[Dataset records]

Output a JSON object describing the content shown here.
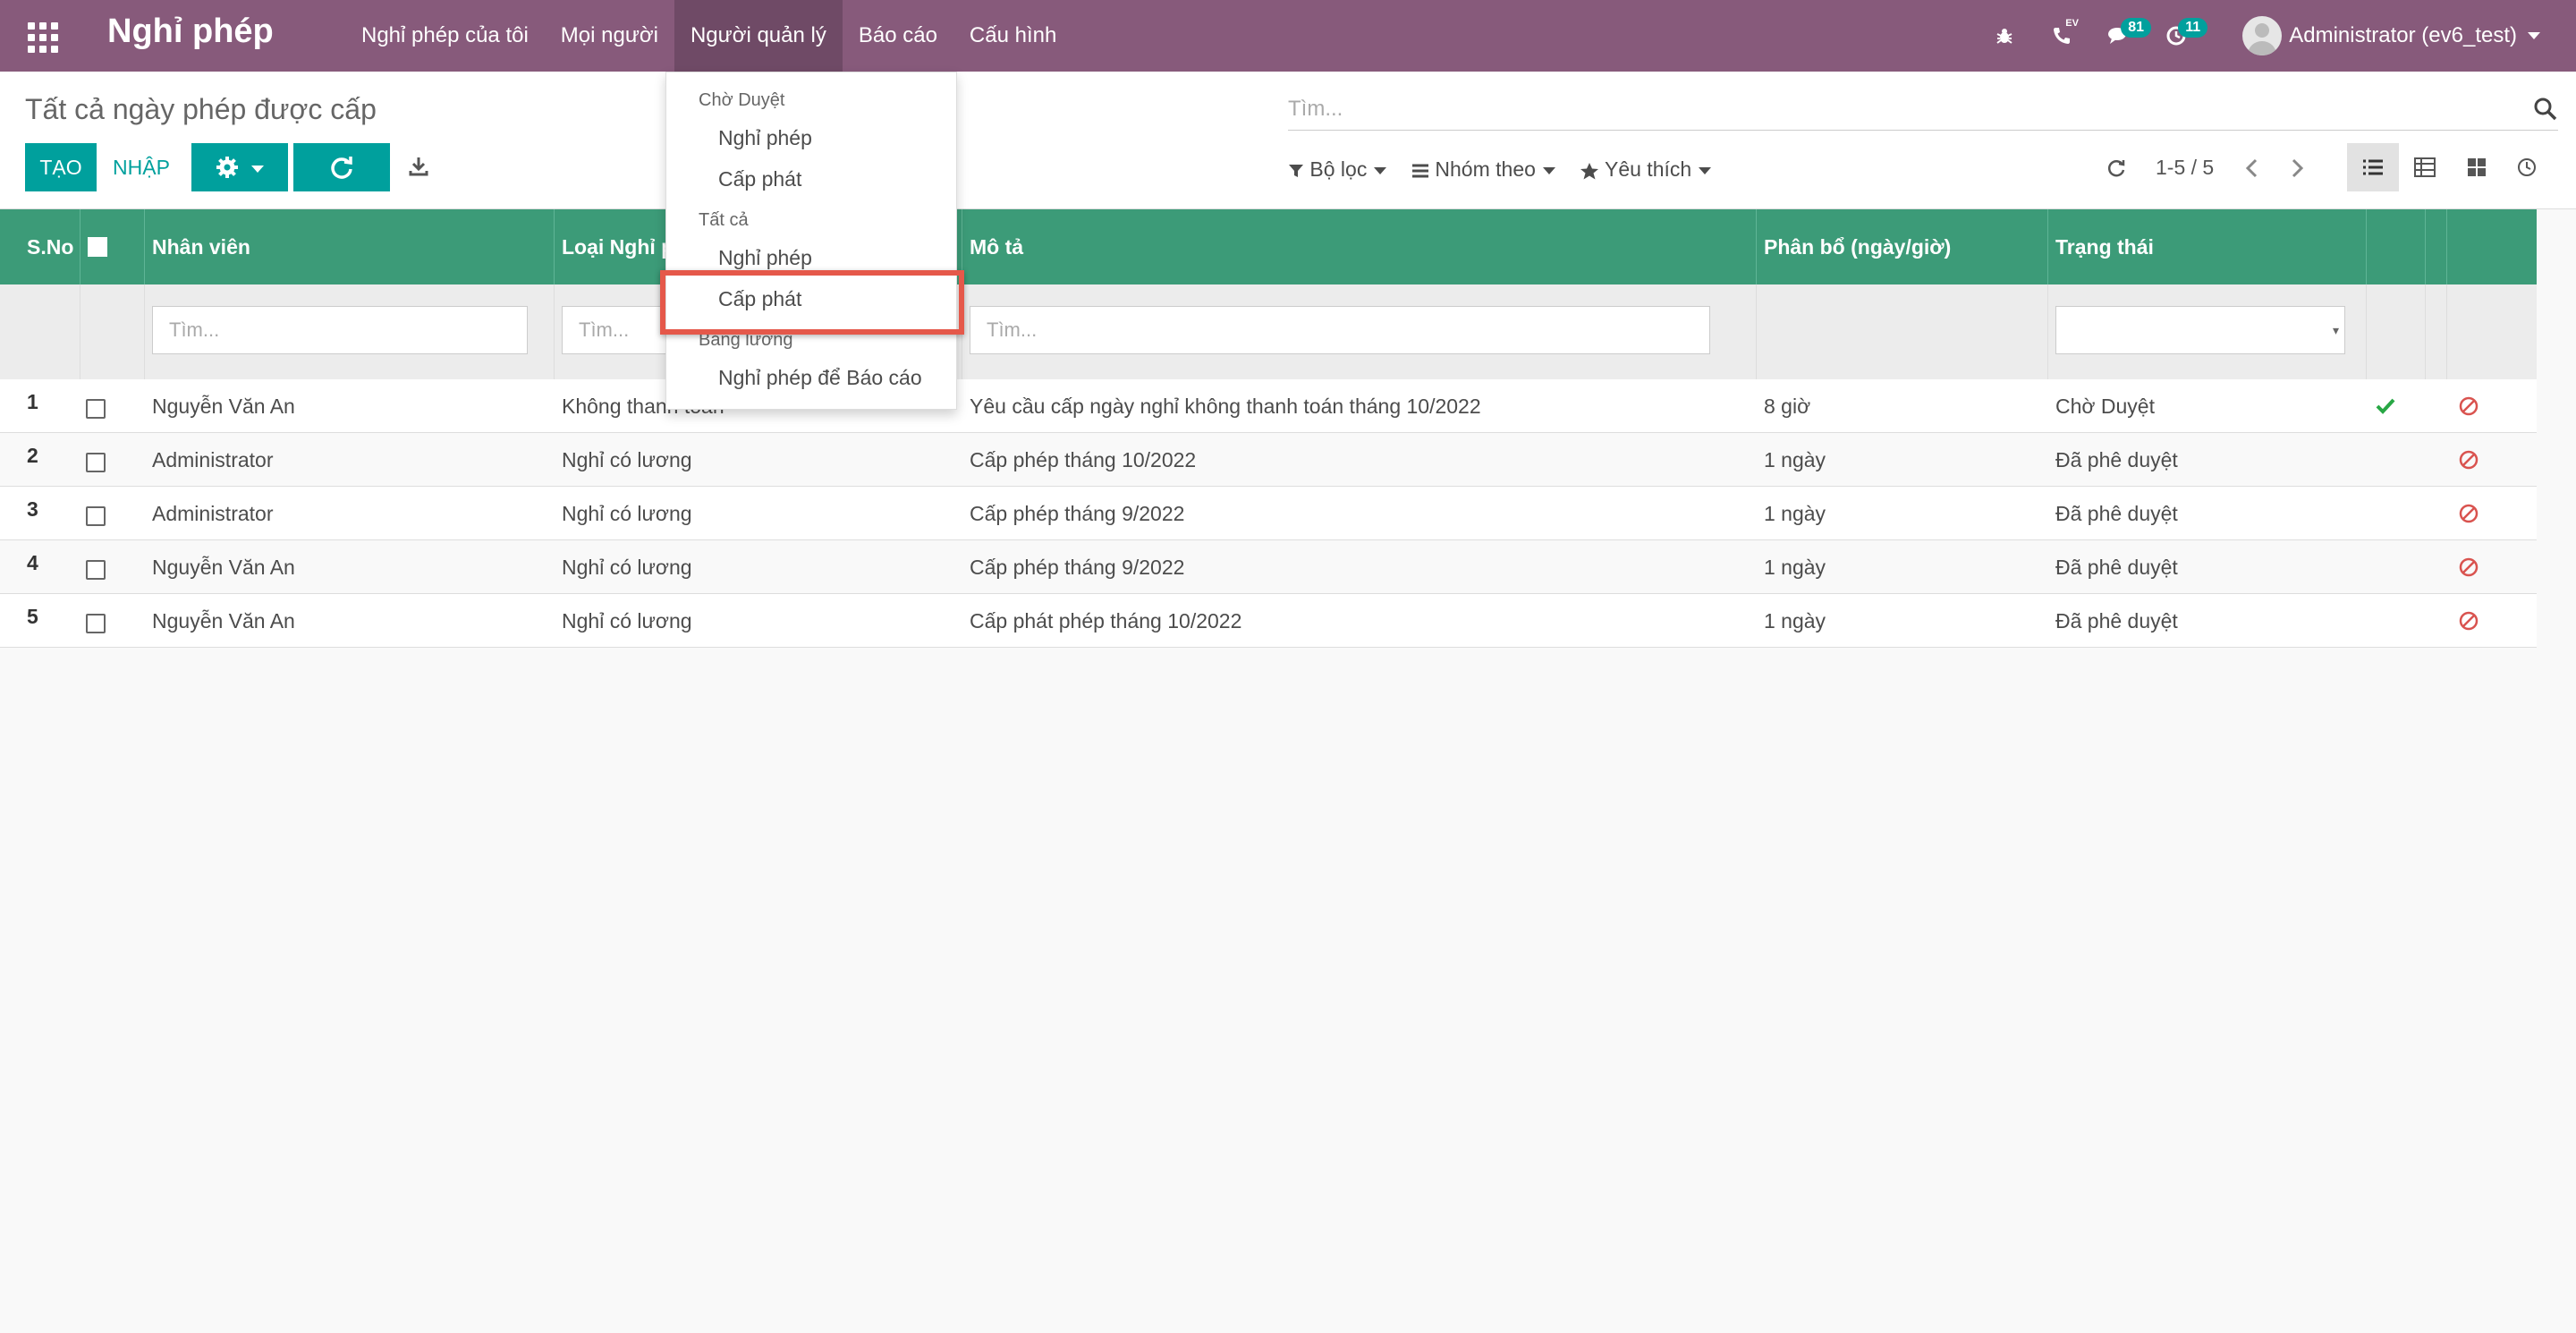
{
  "navbar": {
    "brand": "Nghỉ phép",
    "menu": [
      "Nghỉ phép của tôi",
      "Mọi người",
      "Người quản lý",
      "Báo cáo",
      "Cấu hình"
    ],
    "ev_label": "EV",
    "messages_count": "81",
    "activities_count": "11",
    "user": "Administrator (ev6_test)"
  },
  "control": {
    "breadcrumb": "Tất cả ngày phép được cấp",
    "create": "TẠO",
    "import": "NHẬP",
    "search_placeholder": "Tìm...",
    "filters": "Bộ lọc",
    "group_by": "Nhóm theo",
    "favorites": "Yêu thích",
    "pager": "1-5 / 5"
  },
  "table": {
    "headers": {
      "sno": "S.No",
      "employee": "Nhân viên",
      "leave_type": "Loại Nghỉ p",
      "description": "Mô tả",
      "allocation": "Phân bổ (ngày/giờ)",
      "state": "Trạng thái"
    },
    "filter_placeholder": "Tìm...",
    "rows": [
      {
        "sno": "1",
        "employee": "Nguyễn Văn An",
        "leave_type": "Không thanh toán",
        "description": "Yêu cầu cấp ngày nghỉ không thanh toán tháng 10/2022",
        "allocation": "8 giờ",
        "state": "Chờ Duyệt"
      },
      {
        "sno": "2",
        "employee": "Administrator",
        "leave_type": "Nghỉ có lương",
        "description": "Cấp phép tháng 10/2022",
        "allocation": "1 ngày",
        "state": "Đã phê duyệt"
      },
      {
        "sno": "3",
        "employee": "Administrator",
        "leave_type": "Nghỉ có lương",
        "description": "Cấp phép tháng 9/2022",
        "allocation": "1 ngày",
        "state": "Đã phê duyệt"
      },
      {
        "sno": "4",
        "employee": "Nguyễn Văn An",
        "leave_type": "Nghỉ có lương",
        "description": "Cấp phép tháng 9/2022",
        "allocation": "1 ngày",
        "state": "Đã phê duyệt"
      },
      {
        "sno": "5",
        "employee": "Nguyễn Văn An",
        "leave_type": "Nghỉ có lương",
        "description": "Cấp phát phép tháng 10/2022",
        "allocation": "1 ngày",
        "state": "Đã phê duyệt"
      }
    ]
  },
  "dropdown": {
    "section_pending": "Chờ Duyệt",
    "pending_leave": "Nghỉ phép",
    "pending_allocation": "Cấp phát",
    "section_all": "Tất cả",
    "all_leave": "Nghỉ phép",
    "all_allocation": "Cấp phát",
    "section_payroll": "Bảng lương",
    "payroll_report": "Nghỉ phép để Báo cáo"
  },
  "colors": {
    "navbar": "#875a7b",
    "accent": "#00a09d",
    "table_header": "#3c9b78",
    "highlight": "#e5584a"
  }
}
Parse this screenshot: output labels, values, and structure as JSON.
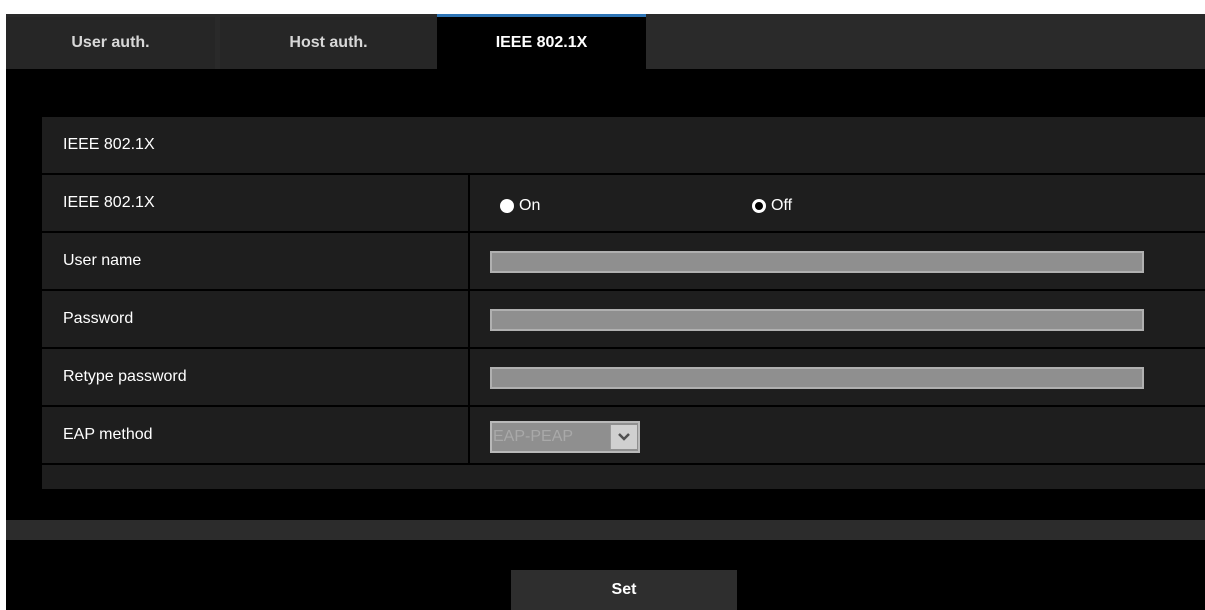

» Task to complete
The records shown above are to be repeated exactly, with the pictures left out.

» Answer to the task
Output a JSON object describing the content shown here.
{
  "navbar": {
    "brand": "Nghỉ phép",
    "menu": [
      "Nghỉ phép của tôi",
      "Mọi người",
      "Người quản lý",
      "Báo cáo",
      "Cấu hình"
    ],
    "ev_label": "EV",
    "messages_count": "81",
    "activities_count": "11",
    "user": "Administrator (ev6_test)"
  },
  "control": {
    "breadcrumb": "Tất cả ngày phép được cấp",
    "create": "TẠO",
    "import": "NHẬP",
    "search_placeholder": "Tìm...",
    "filters": "Bộ lọc",
    "group_by": "Nhóm theo",
    "favorites": "Yêu thích",
    "pager": "1-5 / 5"
  },
  "table": {
    "headers": {
      "sno": "S.No",
      "employee": "Nhân viên",
      "leave_type": "Loại Nghỉ p",
      "description": "Mô tả",
      "allocation": "Phân bổ (ngày/giờ)",
      "state": "Trạng thái"
    },
    "filter_placeholder": "Tìm...",
    "rows": [
      {
        "sno": "1",
        "employee": "Nguyễn Văn An",
        "leave_type": "Không thanh toán",
        "description": "Yêu cầu cấp ngày nghỉ không thanh toán tháng 10/2022",
        "allocation": "8 giờ",
        "state": "Chờ Duyệt"
      },
      {
        "sno": "2",
        "employee": "Administrator",
        "leave_type": "Nghỉ có lương",
        "description": "Cấp phép tháng 10/2022",
        "allocation": "1 ngày",
        "state": "Đã phê duyệt"
      },
      {
        "sno": "3",
        "employee": "Administrator",
        "leave_type": "Nghỉ có lương",
        "description": "Cấp phép tháng 9/2022",
        "allocation": "1 ngày",
        "state": "Đã phê duyệt"
      },
      {
        "sno": "4",
        "employee": "Nguyễn Văn An",
        "leave_type": "Nghỉ có lương",
        "description": "Cấp phép tháng 9/2022",
        "allocation": "1 ngày",
        "state": "Đã phê duyệt"
      },
      {
        "sno": "5",
        "employee": "Nguyễn Văn An",
        "leave_type": "Nghỉ có lương",
        "description": "Cấp phát phép tháng 10/2022",
        "allocation": "1 ngày",
        "state": "Đã phê duyệt"
      }
    ]
  },
  "dropdown": {
    "section_pending": "Chờ Duyệt",
    "pending_leave": "Nghỉ phép",
    "pending_allocation": "Cấp phát",
    "section_all": "Tất cả",
    "all_leave": "Nghỉ phép",
    "all_allocation": "Cấp phát",
    "section_payroll": "Bảng lương",
    "payroll_report": "Nghỉ phép để Báo cáo"
  },
  "colors": {
    "navbar": "#875a7b",
    "accent": "#00a09d",
    "table_header": "#3c9b78",
    "highlight": "#e5584a"
  }
}
Parse this screenshot: output labels, values, and structure as JSON.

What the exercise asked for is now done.